Exercise requirements
Give all of the lines again, with nothing added or dropped.

::: Provided data

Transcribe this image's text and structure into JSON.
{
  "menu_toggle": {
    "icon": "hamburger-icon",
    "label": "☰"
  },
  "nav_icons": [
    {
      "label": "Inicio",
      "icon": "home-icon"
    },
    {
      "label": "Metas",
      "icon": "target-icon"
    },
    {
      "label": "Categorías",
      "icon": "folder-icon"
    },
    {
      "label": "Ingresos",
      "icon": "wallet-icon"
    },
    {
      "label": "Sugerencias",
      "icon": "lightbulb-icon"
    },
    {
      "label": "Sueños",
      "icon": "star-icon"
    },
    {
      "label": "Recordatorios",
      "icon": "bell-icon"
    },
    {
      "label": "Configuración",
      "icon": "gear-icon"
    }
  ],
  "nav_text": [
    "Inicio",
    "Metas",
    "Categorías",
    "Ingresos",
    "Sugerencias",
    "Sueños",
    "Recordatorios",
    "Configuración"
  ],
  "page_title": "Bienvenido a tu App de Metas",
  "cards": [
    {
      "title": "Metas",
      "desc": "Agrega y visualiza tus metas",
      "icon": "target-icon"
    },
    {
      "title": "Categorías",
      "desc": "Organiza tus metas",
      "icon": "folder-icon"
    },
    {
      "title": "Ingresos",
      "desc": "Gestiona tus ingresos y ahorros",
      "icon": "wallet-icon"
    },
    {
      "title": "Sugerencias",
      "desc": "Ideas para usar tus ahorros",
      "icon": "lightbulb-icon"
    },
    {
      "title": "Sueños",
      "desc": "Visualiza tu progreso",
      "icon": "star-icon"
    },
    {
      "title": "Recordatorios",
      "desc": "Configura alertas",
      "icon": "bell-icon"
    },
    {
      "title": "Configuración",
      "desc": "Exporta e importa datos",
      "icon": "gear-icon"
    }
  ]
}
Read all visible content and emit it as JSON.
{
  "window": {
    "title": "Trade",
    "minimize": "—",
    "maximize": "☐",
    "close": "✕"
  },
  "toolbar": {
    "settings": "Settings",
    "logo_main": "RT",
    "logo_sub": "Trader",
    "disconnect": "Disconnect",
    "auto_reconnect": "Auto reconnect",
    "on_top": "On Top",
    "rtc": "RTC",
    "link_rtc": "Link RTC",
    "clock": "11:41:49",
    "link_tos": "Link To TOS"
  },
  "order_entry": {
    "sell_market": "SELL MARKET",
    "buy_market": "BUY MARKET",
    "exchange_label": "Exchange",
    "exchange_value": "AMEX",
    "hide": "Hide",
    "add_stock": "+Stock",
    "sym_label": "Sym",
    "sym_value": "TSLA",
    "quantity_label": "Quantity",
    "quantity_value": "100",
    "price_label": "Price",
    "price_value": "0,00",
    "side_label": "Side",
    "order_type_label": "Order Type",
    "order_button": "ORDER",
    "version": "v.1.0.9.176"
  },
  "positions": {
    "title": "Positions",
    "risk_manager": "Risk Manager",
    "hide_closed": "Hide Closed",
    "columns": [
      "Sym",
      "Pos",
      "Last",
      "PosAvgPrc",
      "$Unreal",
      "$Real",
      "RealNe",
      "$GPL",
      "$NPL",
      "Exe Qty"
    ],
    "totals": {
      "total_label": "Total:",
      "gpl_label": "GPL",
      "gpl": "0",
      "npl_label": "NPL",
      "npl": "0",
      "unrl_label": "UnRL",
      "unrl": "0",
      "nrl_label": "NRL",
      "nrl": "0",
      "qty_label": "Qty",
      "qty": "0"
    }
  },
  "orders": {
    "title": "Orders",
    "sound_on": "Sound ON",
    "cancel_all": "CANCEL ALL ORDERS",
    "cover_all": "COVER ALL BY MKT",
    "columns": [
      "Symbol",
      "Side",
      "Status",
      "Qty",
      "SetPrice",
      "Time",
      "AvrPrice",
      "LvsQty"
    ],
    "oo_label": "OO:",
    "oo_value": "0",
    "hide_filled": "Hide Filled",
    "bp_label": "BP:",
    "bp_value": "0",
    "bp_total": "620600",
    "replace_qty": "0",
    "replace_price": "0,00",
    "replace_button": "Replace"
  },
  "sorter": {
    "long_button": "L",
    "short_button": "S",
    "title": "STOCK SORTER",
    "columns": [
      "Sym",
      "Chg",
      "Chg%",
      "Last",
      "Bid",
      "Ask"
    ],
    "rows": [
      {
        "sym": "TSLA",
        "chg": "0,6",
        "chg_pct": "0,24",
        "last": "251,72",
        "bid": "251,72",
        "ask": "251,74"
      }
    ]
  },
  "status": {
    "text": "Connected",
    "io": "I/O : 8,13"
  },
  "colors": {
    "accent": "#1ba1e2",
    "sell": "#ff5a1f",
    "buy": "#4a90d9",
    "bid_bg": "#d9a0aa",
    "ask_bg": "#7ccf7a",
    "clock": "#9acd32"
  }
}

::::::

Expected answer
Transcribe this image's text and structure into JSON.
{
  "menu_toggle": {
    "icon": "hamburger-icon",
    "label": "☰"
  },
  "nav_icons": [
    {
      "label": "Inicio",
      "icon": "home-icon"
    },
    {
      "label": "Metas",
      "icon": "target-icon"
    },
    {
      "label": "Categorías",
      "icon": "folder-icon"
    },
    {
      "label": "Ingresos",
      "icon": "wallet-icon"
    },
    {
      "label": "Sugerencias",
      "icon": "lightbulb-icon"
    },
    {
      "label": "Sueños",
      "icon": "star-icon"
    },
    {
      "label": "Recordatorios",
      "icon": "bell-icon"
    },
    {
      "label": "Configuración",
      "icon": "gear-icon"
    }
  ],
  "nav_text": [
    "Inicio",
    "Metas",
    "Categorías",
    "Ingresos",
    "Sugerencias",
    "Sueños",
    "Recordatorios",
    "Configuración"
  ],
  "page_title": "Bienvenido a tu App de Metas",
  "cards": [
    {
      "title": "Metas",
      "desc": "Agrega y visualiza tus metas",
      "icon": "target-icon"
    },
    {
      "title": "Categorías",
      "desc": "Organiza tus metas",
      "icon": "folder-icon"
    },
    {
      "title": "Ingresos",
      "desc": "Gestiona tus ingresos y ahorros",
      "icon": "wallet-icon"
    },
    {
      "title": "Sugerencias",
      "desc": "Ideas para usar tus ahorros",
      "icon": "lightbulb-icon"
    },
    {
      "title": "Sueños",
      "desc": "Visualiza tu progreso",
      "icon": "star-icon"
    },
    {
      "title": "Recordatorios",
      "desc": "Configura alertas",
      "icon": "bell-icon"
    },
    {
      "title": "Configuración",
      "desc": "Exporta e importa datos",
      "icon": "gear-icon"
    }
  ]
}
Read all visible content and emit it as JSON.
{
  "window": {
    "title": "Trade",
    "minimize": "—",
    "maximize": "☐",
    "close": "✕"
  },
  "toolbar": {
    "settings": "Settings",
    "logo_main": "RT",
    "logo_sub": "Trader",
    "disconnect": "Disconnect",
    "auto_reconnect": "Auto reconnect",
    "on_top": "On Top",
    "rtc": "RTC",
    "link_rtc": "Link RTC",
    "clock": "11:41:49",
    "link_tos": "Link To TOS"
  },
  "order_entry": {
    "sell_market": "SELL MARKET",
    "buy_market": "BUY MARKET",
    "exchange_label": "Exchange",
    "exchange_value": "AMEX",
    "hide": "Hide",
    "add_stock": "+Stock",
    "sym_label": "Sym",
    "sym_value": "TSLA",
    "quantity_label": "Quantity",
    "quantity_value": "100",
    "price_label": "Price",
    "price_value": "0,00",
    "side_label": "Side",
    "order_type_label": "Order Type",
    "order_button": "ORDER",
    "version": "v.1.0.9.176"
  },
  "positions": {
    "title": "Positions",
    "risk_manager": "Risk Manager",
    "hide_closed": "Hide Closed",
    "columns": [
      "Sym",
      "Pos",
      "Last",
      "PosAvgPrc",
      "$Unreal",
      "$Real",
      "RealNe",
      "$GPL",
      "$NPL",
      "Exe Qty"
    ],
    "totals": {
      "total_label": "Total:",
      "gpl_label": "GPL",
      "gpl": "0",
      "npl_label": "NPL",
      "npl": "0",
      "unrl_label": "UnRL",
      "unrl": "0",
      "nrl_label": "NRL",
      "nrl": "0",
      "qty_label": "Qty",
      "qty": "0"
    }
  },
  "orders": {
    "title": "Orders",
    "sound_on": "Sound ON",
    "cancel_all": "CANCEL ALL ORDERS",
    "cover_all": "COVER ALL BY MKT",
    "columns": [
      "Symbol",
      "Side",
      "Status",
      "Qty",
      "SetPrice",
      "Time",
      "AvrPrice",
      "LvsQty"
    ],
    "oo_label": "OO:",
    "oo_value": "0",
    "hide_filled": "Hide Filled",
    "bp_label": "BP:",
    "bp_value": "0",
    "bp_total": "620600",
    "replace_qty": "0",
    "replace_price": "0,00",
    "replace_button": "Replace"
  },
  "sorter": {
    "long_button": "L",
    "short_button": "S",
    "title": "STOCK SORTER",
    "columns": [
      "Sym",
      "Chg",
      "Chg%",
      "Last",
      "Bid",
      "Ask"
    ],
    "rows": [
      {
        "sym": "TSLA",
        "chg": "0,6",
        "chg_pct": "0,24",
        "last": "251,72",
        "bid": "251,72",
        "ask": "251,74"
      }
    ]
  },
  "status": {
    "text": "Connected",
    "io": "I/O : 8,13"
  },
  "colors": {
    "accent": "#1ba1e2",
    "sell": "#ff5a1f",
    "buy": "#4a90d9",
    "bid_bg": "#d9a0aa",
    "ask_bg": "#7ccf7a",
    "clock": "#9acd32"
  }
}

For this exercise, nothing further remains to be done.